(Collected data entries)
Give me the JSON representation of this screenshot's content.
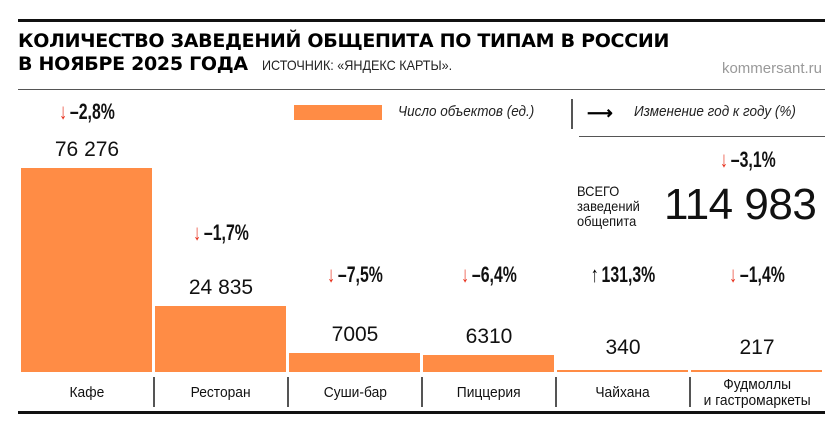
{
  "header": {
    "title_line1": "КОЛИЧЕСТВО ЗАВЕДЕНИЙ ОБЩЕПИТА ПО ТИПАМ В РОССИИ",
    "title_line2": "В НОЯБРЕ 2025 ГОДА",
    "source": "ИСТОЧНИК: «ЯНДЕКС КАРТЫ».",
    "site": "kommersant.ru"
  },
  "legend": {
    "count_label": "Число объектов (ед.)",
    "change_label": "Изменение год к году (%)",
    "arrow_glyph": "⟶"
  },
  "total": {
    "label_line1": "ВСЕГО",
    "label_line2": "заведений",
    "label_line3": "общепита",
    "value": "114 983",
    "change": "–3,1%",
    "direction": "down"
  },
  "colors": {
    "bar": "#ff8c45",
    "down_arrow": "#e8321e",
    "up_arrow": "#000000"
  },
  "chart_data": {
    "type": "bar",
    "title": "КОЛИЧЕСТВО ЗАВЕДЕНИЙ ОБЩЕПИТА ПО ТИПАМ В РОССИИ В НОЯБРЕ 2025 ГОДА",
    "xlabel": "",
    "ylabel": "Число объектов (ед.)",
    "ylim": [
      0,
      76276
    ],
    "grid": false,
    "categories": [
      "Кафе",
      "Ресторан",
      "Суши-бар",
      "Пиццерия",
      "Чайхана",
      "Фудмоллы и гастромаркеты"
    ],
    "category_lines": [
      [
        "Кафе"
      ],
      [
        "Ресторан"
      ],
      [
        "Суши-бар"
      ],
      [
        "Пиццерия"
      ],
      [
        "Чайхана"
      ],
      [
        "Фудмоллы",
        "и гастромаркеты"
      ]
    ],
    "values": [
      76276,
      24835,
      7005,
      6310,
      340,
      217
    ],
    "value_labels": [
      "76 276",
      "24 835",
      "7005",
      "6310",
      "340",
      "217"
    ],
    "changes": [
      -2.8,
      -1.7,
      -7.5,
      -6.4,
      131.3,
      -1.4
    ],
    "change_labels": [
      "–2,8%",
      "–1,7%",
      "–7,5%",
      "–6,4%",
      "131,3%",
      "–1,4%"
    ],
    "change_directions": [
      "down",
      "down",
      "down",
      "down",
      "up",
      "down"
    ]
  }
}
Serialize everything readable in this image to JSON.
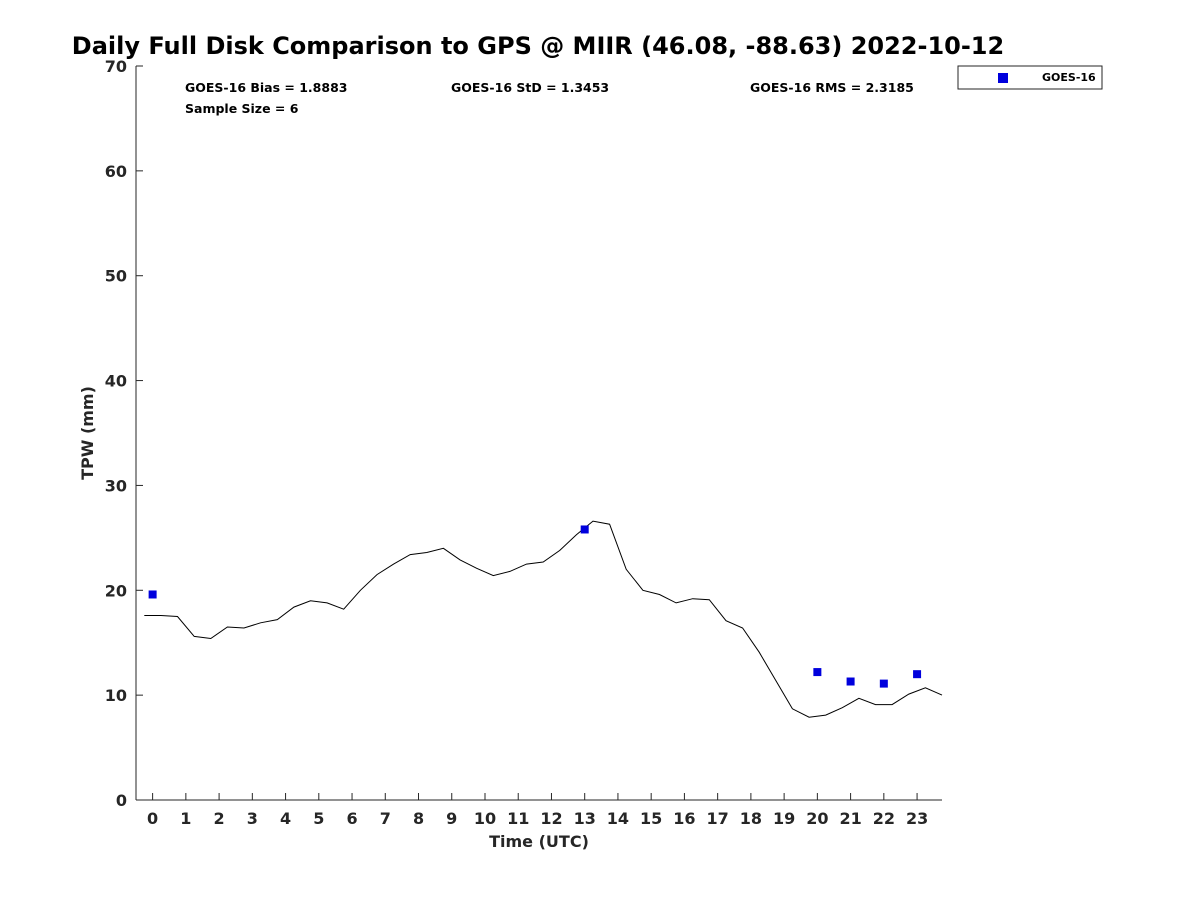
{
  "chart_data": {
    "type": "line",
    "title": "Daily Full Disk Comparison to GPS @ MIIR (46.08, -88.63) 2022-10-12",
    "xlabel": "Time (UTC)",
    "ylabel": "TPW (mm)",
    "xlim": [
      -0.5,
      23.75
    ],
    "ylim": [
      0,
      70
    ],
    "xticks": [
      0,
      1,
      2,
      3,
      4,
      5,
      6,
      7,
      8,
      9,
      10,
      11,
      12,
      13,
      14,
      15,
      16,
      17,
      18,
      19,
      20,
      21,
      22,
      23
    ],
    "yticks": [
      0,
      10,
      20,
      30,
      40,
      50,
      60,
      70
    ],
    "grid": false,
    "legend_position": "outside-top-right",
    "stats": {
      "bias": "GOES-16 Bias = 1.8883",
      "std": "GOES-16 StD = 1.3453",
      "rms": "GOES-16 RMS = 2.3185",
      "sample": "Sample Size = 6"
    },
    "series": [
      {
        "kind": "line",
        "color": "#000000",
        "x": [
          -0.25,
          0.25,
          0.75,
          1.25,
          1.75,
          2.25,
          2.75,
          3.25,
          3.75,
          4.25,
          4.75,
          5.25,
          5.75,
          6.25,
          6.75,
          7.25,
          7.75,
          8.25,
          8.75,
          9.25,
          9.75,
          10.25,
          10.75,
          11.25,
          11.75,
          12.25,
          12.75,
          13.25,
          13.75,
          14.25,
          14.75,
          15.25,
          15.75,
          16.25,
          16.75,
          17.25,
          17.75,
          18.25,
          18.75,
          19.25,
          19.75,
          20.25,
          20.75,
          21.25,
          21.75,
          22.25,
          22.75,
          23.25,
          23.75
        ],
        "y": [
          17.6,
          17.6,
          17.5,
          15.6,
          15.4,
          16.5,
          16.4,
          16.9,
          17.2,
          18.4,
          19.0,
          18.8,
          18.2,
          20.0,
          21.5,
          22.5,
          23.4,
          23.6,
          24.0,
          22.9,
          22.1,
          21.4,
          21.8,
          22.5,
          22.7,
          23.8,
          25.3,
          26.6,
          26.3,
          22.0,
          20.0,
          19.6,
          18.8,
          19.2,
          19.1,
          17.1,
          16.4,
          14.1,
          11.4,
          8.7,
          7.9,
          8.1,
          8.8,
          9.7,
          9.1,
          9.1,
          10.1,
          10.7,
          10.0
        ]
      },
      {
        "kind": "scatter",
        "name": "GOES-16",
        "color": "#0000dd",
        "x": [
          0,
          13,
          20,
          21,
          22,
          23
        ],
        "y": [
          19.6,
          25.8,
          12.2,
          11.3,
          11.1,
          12.0
        ]
      }
    ]
  }
}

WRITTEN PROBLEM: Restate each entry word for word, please, but drop any images it holds.

ANSWER TO THIS PROBLEM:
Give me the JSON representation of this screenshot's content.
{
  "header": {
    "title_line1": "КОЛИЧЕСТВО ЗАВЕДЕНИЙ ОБЩЕПИТА ПО ТИПАМ В РОССИИ",
    "title_line2": "В НОЯБРЕ 2025 ГОДА",
    "source": "ИСТОЧНИК: «ЯНДЕКС КАРТЫ».",
    "site": "kommersant.ru"
  },
  "legend": {
    "count_label": "Число объектов (ед.)",
    "change_label": "Изменение год к году (%)",
    "arrow_glyph": "⟶"
  },
  "total": {
    "label_line1": "ВСЕГО",
    "label_line2": "заведений",
    "label_line3": "общепита",
    "value": "114 983",
    "change": "–3,1%",
    "direction": "down"
  },
  "colors": {
    "bar": "#ff8c45",
    "down_arrow": "#e8321e",
    "up_arrow": "#000000"
  },
  "chart_data": {
    "type": "bar",
    "title": "КОЛИЧЕСТВО ЗАВЕДЕНИЙ ОБЩЕПИТА ПО ТИПАМ В РОССИИ В НОЯБРЕ 2025 ГОДА",
    "xlabel": "",
    "ylabel": "Число объектов (ед.)",
    "ylim": [
      0,
      76276
    ],
    "grid": false,
    "categories": [
      "Кафе",
      "Ресторан",
      "Суши-бар",
      "Пиццерия",
      "Чайхана",
      "Фудмоллы и гастромаркеты"
    ],
    "category_lines": [
      [
        "Кафе"
      ],
      [
        "Ресторан"
      ],
      [
        "Суши-бар"
      ],
      [
        "Пиццерия"
      ],
      [
        "Чайхана"
      ],
      [
        "Фудмоллы",
        "и гастромаркеты"
      ]
    ],
    "values": [
      76276,
      24835,
      7005,
      6310,
      340,
      217
    ],
    "value_labels": [
      "76 276",
      "24 835",
      "7005",
      "6310",
      "340",
      "217"
    ],
    "changes": [
      -2.8,
      -1.7,
      -7.5,
      -6.4,
      131.3,
      -1.4
    ],
    "change_labels": [
      "–2,8%",
      "–1,7%",
      "–7,5%",
      "–6,4%",
      "131,3%",
      "–1,4%"
    ],
    "change_directions": [
      "down",
      "down",
      "down",
      "down",
      "up",
      "down"
    ]
  }
}
Serialize everything readable in this image to JSON.
{
  "chart_data": {
    "type": "line",
    "title": "Daily Full Disk Comparison to GPS @ MIIR (46.08, -88.63) 2022-10-12",
    "xlabel": "Time (UTC)",
    "ylabel": "TPW (mm)",
    "xlim": [
      -0.5,
      23.75
    ],
    "ylim": [
      0,
      70
    ],
    "xticks": [
      0,
      1,
      2,
      3,
      4,
      5,
      6,
      7,
      8,
      9,
      10,
      11,
      12,
      13,
      14,
      15,
      16,
      17,
      18,
      19,
      20,
      21,
      22,
      23
    ],
    "yticks": [
      0,
      10,
      20,
      30,
      40,
      50,
      60,
      70
    ],
    "grid": false,
    "legend_position": "outside-top-right",
    "stats": {
      "bias": "GOES-16 Bias = 1.8883",
      "std": "GOES-16 StD = 1.3453",
      "rms": "GOES-16 RMS = 2.3185",
      "sample": "Sample Size = 6"
    },
    "series": [
      {
        "kind": "line",
        "color": "#000000",
        "x": [
          -0.25,
          0.25,
          0.75,
          1.25,
          1.75,
          2.25,
          2.75,
          3.25,
          3.75,
          4.25,
          4.75,
          5.25,
          5.75,
          6.25,
          6.75,
          7.25,
          7.75,
          8.25,
          8.75,
          9.25,
          9.75,
          10.25,
          10.75,
          11.25,
          11.75,
          12.25,
          12.75,
          13.25,
          13.75,
          14.25,
          14.75,
          15.25,
          15.75,
          16.25,
          16.75,
          17.25,
          17.75,
          18.25,
          18.75,
          19.25,
          19.75,
          20.25,
          20.75,
          21.25,
          21.75,
          22.25,
          22.75,
          23.25,
          23.75
        ],
        "y": [
          17.6,
          17.6,
          17.5,
          15.6,
          15.4,
          16.5,
          16.4,
          16.9,
          17.2,
          18.4,
          19.0,
          18.8,
          18.2,
          20.0,
          21.5,
          22.5,
          23.4,
          23.6,
          24.0,
          22.9,
          22.1,
          21.4,
          21.8,
          22.5,
          22.7,
          23.8,
          25.3,
          26.6,
          26.3,
          22.0,
          20.0,
          19.6,
          18.8,
          19.2,
          19.1,
          17.1,
          16.4,
          14.1,
          11.4,
          8.7,
          7.9,
          8.1,
          8.8,
          9.7,
          9.1,
          9.1,
          10.1,
          10.7,
          10.0
        ]
      },
      {
        "kind": "scatter",
        "name": "GOES-16",
        "color": "#0000dd",
        "x": [
          0,
          13,
          20,
          21,
          22,
          23
        ],
        "y": [
          19.6,
          25.8,
          12.2,
          11.3,
          11.1,
          12.0
        ]
      }
    ]
  }
}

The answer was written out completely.